- What to work on: Only lines with the word "this" are needed; collect each of them from the listing below.

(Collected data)
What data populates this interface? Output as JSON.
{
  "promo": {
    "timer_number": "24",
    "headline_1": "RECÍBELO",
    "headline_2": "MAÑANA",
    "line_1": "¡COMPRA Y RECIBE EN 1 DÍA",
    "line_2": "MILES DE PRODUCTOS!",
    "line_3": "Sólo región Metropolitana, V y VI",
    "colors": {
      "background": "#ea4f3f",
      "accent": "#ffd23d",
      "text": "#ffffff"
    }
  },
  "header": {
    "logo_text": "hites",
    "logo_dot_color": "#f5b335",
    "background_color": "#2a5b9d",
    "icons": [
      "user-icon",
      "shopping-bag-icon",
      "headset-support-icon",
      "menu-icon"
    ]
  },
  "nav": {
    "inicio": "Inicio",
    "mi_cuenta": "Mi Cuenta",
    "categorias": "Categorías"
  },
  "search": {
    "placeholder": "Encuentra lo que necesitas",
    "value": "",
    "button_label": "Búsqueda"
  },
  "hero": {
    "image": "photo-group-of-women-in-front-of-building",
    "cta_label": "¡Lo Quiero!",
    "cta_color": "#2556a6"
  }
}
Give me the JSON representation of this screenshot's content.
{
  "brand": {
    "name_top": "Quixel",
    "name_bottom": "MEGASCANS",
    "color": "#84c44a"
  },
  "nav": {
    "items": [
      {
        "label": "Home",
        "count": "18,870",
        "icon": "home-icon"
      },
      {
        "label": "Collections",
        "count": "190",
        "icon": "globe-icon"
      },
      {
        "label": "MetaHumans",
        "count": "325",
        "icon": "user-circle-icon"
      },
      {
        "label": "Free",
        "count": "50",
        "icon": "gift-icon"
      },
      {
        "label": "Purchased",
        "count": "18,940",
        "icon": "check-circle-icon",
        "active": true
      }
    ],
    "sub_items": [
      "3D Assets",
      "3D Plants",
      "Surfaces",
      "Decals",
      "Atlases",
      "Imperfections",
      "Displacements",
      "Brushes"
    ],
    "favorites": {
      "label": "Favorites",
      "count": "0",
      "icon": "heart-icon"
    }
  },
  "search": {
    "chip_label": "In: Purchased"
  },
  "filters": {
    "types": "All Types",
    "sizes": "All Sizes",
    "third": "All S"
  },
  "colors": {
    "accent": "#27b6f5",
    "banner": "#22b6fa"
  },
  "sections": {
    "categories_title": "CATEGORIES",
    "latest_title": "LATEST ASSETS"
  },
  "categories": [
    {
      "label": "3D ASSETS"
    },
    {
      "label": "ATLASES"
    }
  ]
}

- Reply to the task:
What data populates this interface? Output as JSON.
Give me the JSON representation of this screenshot's content.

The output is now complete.